-- GIVEN PROBLEM --
The line containing "Output the text content of this document." and every line after it, through the last, are to be extracted exactly; no other lines belong in the answer.

-- RECORD LIST --

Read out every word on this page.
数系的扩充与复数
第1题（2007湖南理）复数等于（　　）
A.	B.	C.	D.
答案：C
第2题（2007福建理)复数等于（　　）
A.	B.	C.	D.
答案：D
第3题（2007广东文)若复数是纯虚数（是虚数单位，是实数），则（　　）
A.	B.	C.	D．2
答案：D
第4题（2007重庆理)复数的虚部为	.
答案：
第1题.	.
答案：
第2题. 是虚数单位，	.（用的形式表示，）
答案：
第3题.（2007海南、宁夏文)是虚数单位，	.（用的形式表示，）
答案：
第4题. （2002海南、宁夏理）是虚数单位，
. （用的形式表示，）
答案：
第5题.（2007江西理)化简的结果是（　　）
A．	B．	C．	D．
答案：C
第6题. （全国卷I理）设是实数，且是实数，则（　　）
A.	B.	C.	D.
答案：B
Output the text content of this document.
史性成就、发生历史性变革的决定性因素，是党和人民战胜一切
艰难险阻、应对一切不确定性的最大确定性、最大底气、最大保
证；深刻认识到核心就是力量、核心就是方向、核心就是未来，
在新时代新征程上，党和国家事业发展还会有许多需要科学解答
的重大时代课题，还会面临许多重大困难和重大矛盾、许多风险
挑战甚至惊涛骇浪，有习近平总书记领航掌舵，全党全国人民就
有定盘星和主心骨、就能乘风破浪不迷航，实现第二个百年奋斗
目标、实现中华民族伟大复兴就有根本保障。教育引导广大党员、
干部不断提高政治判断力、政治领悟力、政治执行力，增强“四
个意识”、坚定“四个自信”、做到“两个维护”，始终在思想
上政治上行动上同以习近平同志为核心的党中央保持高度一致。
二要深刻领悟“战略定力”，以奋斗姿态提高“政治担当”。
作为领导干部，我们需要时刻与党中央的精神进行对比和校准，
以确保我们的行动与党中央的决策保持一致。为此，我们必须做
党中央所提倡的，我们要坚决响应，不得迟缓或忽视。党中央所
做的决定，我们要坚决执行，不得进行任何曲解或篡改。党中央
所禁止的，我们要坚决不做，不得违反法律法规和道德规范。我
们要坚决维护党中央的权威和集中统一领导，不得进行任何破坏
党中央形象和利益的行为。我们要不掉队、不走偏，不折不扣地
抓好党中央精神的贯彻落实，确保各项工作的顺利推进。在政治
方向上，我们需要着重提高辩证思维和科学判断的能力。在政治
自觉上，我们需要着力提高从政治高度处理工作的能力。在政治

-- SOLUTION FOR THIS TASK --
Output the text content of this document.
史性成就、发生历史性变革的决定性因素，是党和人民战胜一切
艰难险阻、应对一切不确定性的最大确定性、最大底气、最大保
证；深刻认识到核心就是力量、核心就是方向、核心就是未来，
在新时代新征程上，党和国家事业发展还会有许多需要科学解答
的重大时代课题，还会面临许多重大困难和重大矛盾、许多风险
挑战甚至惊涛骇浪，有习近平总书记领航掌舵，全党全国人民就
有定盘星和主心骨、就能乘风破浪不迷航，实现第二个百年奋斗
目标、实现中华民族伟大复兴就有根本保障。教育引导广大党员、
干部不断提高政治判断力、政治领悟力、政治执行力，增强“四
个意识”、坚定“四个自信”、做到“两个维护”，始终在思想
上政治上行动上同以习近平同志为核心的党中央保持高度一致。
二要深刻领悟“战略定力”，以奋斗姿态提高“政治担当”。
作为领导干部，我们需要时刻与党中央的精神进行对比和校准，
以确保我们的行动与党中央的决策保持一致。为此，我们必须做
党中央所提倡的，我们要坚决响应，不得迟缓或忽视。党中央所
做的决定，我们要坚决执行，不得进行任何曲解或篡改。党中央
所禁止的，我们要坚决不做，不得违反法律法规和道德规范。我
们要坚决维护党中央的权威和集中统一领导，不得进行任何破坏
党中央形象和利益的行为。我们要不掉队、不走偏，不折不扣地
抓好党中央精神的贯彻落实，确保各项工作的顺利推进。在政治
方向上，我们需要着重提高辩证思维和科学判断的能力。在政治
自觉上，我们需要着力提高从政治高度处理工作的能力。在政治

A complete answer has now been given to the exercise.